● Aim 1
In the page excerpt on monotone operators, what kind of operator is B assumed to be in Lemma 2.3?

--- Page excerpt ---

In what follows, we shall use the following notation:

$$\begin{aligned} T_r^{A,B}=J_r^B(I-rA)=(I+rB)^{-1}(I-rA),\quad r>0. \end{aligned}$$
(2.5)

Lemma 2.3

[28] Let H be a real Hilbert space. Let \(A:H\rightarrow H\) be an \(\alpha \)-inverse strongly monotone operator and \(B:H\rightarrow 2^H\) a maximal monotone operator. Then, we have

  1. (i)

    For \(r>0\), \(F(T_r^{A,B})=(A+B)^{-1}(0)\);

  2. (ii)

    For \(0<s\le r\) and \(x\in H, \Vert x-T_s^{A,B}x\Vert \le 2\Vert x-T_r^{A,B}x\Vert \).

Lemma 2.4

[28] Let H be a real Hilbert space. Assume that A is an \(\alpha \)-inverse strongly monotone operator. Then, given \(r>0\), we have

$$\begin{aligned} \Vert T^{A,B}_rx-T^{A,B}_ry\Vert ^2\le & {} \Vert x-y\Vert ^2-r(2\alpha -r)\Vert Ax-Ay\Vert ^2\nonumber \\&-\ \Vert (I-J_r^B)(I-rA)x-(I-J_r^B)(I-rA)y\Vert ^{2}, \end{aligned}$$
(2.6)

for all \(x,y\in B_{r}=\{z\in H: \Vert z\Vert \le r\}\).

Lemma 2.5

[30] Let \(\{a_n\}\) and \(\{c_n\}\) be sequences of nonnegative real numbers such that

$$\begin{aligned} a_{n+1}\le (1-\delta _n)a_n+b_n+c_n, \ \ n\ge 1, \end{aligned}$$
(2.7)

where \(\{\delta _n\}\) is a sequence in (0, 1) and \(\{b_n\}\) is a real sequence. Assume \(\sum _{n=1}^\infty c_n<\infty \). Then, the following results hold:

  1. (i)

    If \(b_n\le \delta _n M\) for some \(M\ge 0\), then \(\{a_n\}\) is a bounded sequence.

  2. (ii)

    If \(\sum _{n=1}^\infty \delta _n=\infty \) and \(\limsup _{n\rightarrow \infty }\frac{b_n}{\delta _n}\le 0\), then \(\lim _{n\rightarrow \infty }a_n=0\).

Lemma 2.6

[26] Assume \(\{s_n\}\) is a sequence of nonnegative real numbers such that

$$\begin{aligned} s_{n+1}\le (1-\delta _n)s_n+\delta _n\tau _n, \quad n\ge 1 \end{aligned}$$
(2.8)

and

$$\begin{aligned} s_{n+1}\le s_n-\eta _n+\rho _n, \quad n\ge 1. \end{aligned}$$
(2.9)

where \(\{\delta _n\}\) is a sequence in (0, 1), \(\{\eta _n\}\) is a sequence of nonnegative real numbers and \(\{\tau _n\}\), and \(\{\rho _n\}\) are real sequences such that

  1. (i)

--- Materials provided ---

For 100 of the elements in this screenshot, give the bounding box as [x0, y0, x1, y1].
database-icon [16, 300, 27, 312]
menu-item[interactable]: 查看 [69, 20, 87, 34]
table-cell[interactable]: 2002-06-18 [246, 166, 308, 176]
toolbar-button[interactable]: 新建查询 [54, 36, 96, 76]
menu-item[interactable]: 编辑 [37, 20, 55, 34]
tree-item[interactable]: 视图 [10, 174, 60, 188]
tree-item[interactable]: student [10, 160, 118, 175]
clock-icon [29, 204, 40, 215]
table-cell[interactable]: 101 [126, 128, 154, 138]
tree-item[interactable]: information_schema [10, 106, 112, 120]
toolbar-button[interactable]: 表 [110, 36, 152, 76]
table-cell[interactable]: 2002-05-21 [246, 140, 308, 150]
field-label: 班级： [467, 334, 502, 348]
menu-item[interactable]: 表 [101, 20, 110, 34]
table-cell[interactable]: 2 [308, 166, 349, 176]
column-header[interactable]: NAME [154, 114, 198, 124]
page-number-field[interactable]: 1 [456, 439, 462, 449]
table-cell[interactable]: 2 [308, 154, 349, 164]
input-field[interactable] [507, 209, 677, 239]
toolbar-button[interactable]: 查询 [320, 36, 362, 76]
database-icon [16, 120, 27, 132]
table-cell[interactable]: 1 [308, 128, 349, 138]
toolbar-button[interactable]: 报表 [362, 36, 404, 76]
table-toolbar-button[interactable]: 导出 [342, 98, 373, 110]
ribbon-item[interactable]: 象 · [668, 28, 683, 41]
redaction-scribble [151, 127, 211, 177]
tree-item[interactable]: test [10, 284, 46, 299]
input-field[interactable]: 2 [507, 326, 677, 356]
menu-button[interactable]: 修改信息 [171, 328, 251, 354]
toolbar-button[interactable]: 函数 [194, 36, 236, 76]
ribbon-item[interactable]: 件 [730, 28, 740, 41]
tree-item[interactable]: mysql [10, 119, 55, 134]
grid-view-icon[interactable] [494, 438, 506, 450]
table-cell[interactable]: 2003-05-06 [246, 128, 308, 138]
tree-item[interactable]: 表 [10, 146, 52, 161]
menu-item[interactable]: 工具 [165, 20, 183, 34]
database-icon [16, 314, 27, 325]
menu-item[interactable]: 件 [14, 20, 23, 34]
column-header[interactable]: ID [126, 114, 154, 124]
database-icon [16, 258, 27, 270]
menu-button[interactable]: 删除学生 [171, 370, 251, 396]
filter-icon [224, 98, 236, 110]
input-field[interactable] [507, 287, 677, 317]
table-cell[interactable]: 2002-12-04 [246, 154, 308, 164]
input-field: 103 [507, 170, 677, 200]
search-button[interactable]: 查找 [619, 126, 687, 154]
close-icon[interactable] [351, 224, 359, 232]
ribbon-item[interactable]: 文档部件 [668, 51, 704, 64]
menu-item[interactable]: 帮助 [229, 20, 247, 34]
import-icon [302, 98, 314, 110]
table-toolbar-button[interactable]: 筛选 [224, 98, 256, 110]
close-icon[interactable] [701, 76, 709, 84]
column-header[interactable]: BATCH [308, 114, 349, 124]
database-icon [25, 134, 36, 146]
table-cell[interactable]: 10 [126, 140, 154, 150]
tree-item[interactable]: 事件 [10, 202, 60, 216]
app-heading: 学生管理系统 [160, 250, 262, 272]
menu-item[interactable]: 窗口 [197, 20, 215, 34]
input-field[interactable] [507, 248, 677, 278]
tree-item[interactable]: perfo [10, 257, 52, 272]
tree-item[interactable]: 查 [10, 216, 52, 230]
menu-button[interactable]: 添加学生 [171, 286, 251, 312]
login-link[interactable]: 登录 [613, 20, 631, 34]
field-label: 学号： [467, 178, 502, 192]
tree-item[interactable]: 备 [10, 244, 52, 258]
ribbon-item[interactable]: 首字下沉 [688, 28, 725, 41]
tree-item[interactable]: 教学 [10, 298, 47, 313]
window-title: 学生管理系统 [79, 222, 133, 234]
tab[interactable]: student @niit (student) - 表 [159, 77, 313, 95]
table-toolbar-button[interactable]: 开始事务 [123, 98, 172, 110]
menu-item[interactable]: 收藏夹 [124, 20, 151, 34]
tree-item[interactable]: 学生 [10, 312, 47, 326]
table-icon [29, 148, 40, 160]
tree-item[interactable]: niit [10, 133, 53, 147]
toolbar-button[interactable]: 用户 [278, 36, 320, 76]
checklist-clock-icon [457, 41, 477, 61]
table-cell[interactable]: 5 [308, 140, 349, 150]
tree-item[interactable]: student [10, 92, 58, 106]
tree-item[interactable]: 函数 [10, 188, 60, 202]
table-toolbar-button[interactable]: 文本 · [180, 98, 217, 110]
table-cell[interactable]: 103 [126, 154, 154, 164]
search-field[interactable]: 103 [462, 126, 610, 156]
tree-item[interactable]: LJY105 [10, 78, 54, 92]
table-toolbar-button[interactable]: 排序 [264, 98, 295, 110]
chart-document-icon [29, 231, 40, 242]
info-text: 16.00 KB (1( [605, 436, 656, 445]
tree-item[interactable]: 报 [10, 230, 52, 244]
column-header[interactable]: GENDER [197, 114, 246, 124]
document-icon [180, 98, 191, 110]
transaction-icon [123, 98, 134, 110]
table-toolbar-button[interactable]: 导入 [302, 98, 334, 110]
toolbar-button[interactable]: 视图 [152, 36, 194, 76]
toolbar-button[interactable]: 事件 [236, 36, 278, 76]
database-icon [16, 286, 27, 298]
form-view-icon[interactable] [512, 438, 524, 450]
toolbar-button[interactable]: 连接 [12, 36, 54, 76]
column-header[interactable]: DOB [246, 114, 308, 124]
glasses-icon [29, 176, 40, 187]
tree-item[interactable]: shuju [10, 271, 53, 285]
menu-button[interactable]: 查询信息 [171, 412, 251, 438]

---

● Aim 2
Rewrite the entries from their first line up to and including the line with "menu-button[interactable]: 修改信息 [171, 328, 251, 354]", changing "tree-item" to "outline-item" and leaving everything else as it is.

● Finished answer 1
A maximal monotone operator.

● Finished answer 2
For 100 of the elements in this screenshot, give the bounding box as [x0, y0, x1, y1].
database-icon [16, 300, 27, 312]
menu-item[interactable]: 查看 [69, 20, 87, 34]
table-cell[interactable]: 2002-06-18 [246, 166, 308, 176]
toolbar-button[interactable]: 新建查询 [54, 36, 96, 76]
menu-item[interactable]: 编辑 [37, 20, 55, 34]
outline-item[interactable]: 视图 [10, 174, 60, 188]
outline-item[interactable]: student [10, 160, 118, 175]
clock-icon [29, 204, 40, 215]
table-cell[interactable]: 101 [126, 128, 154, 138]
outline-item[interactable]: information_schema [10, 106, 112, 120]
toolbar-button[interactable]: 表 [110, 36, 152, 76]
table-cell[interactable]: 2002-05-21 [246, 140, 308, 150]
field-label: 班级： [467, 334, 502, 348]
menu-item[interactable]: 表 [101, 20, 110, 34]
table-cell[interactable]: 2 [308, 166, 349, 176]
column-header[interactable]: NAME [154, 114, 198, 124]
page-number-field[interactable]: 1 [456, 439, 462, 449]
table-cell[interactable]: 2 [308, 154, 349, 164]
input-field[interactable] [507, 209, 677, 239]
toolbar-button[interactable]: 查询 [320, 36, 362, 76]
database-icon [16, 120, 27, 132]
table-cell[interactable]: 1 [308, 128, 349, 138]
toolbar-button[interactable]: 报表 [362, 36, 404, 76]
table-toolbar-button[interactable]: 导出 [342, 98, 373, 110]
ribbon-item[interactable]: 象 · [668, 28, 683, 41]
redaction-scribble [151, 127, 211, 177]
outline-item[interactable]: test [10, 284, 46, 299]
input-field[interactable]: 2 [507, 326, 677, 356]
menu-button[interactable]: 修改信息 [171, 328, 251, 354]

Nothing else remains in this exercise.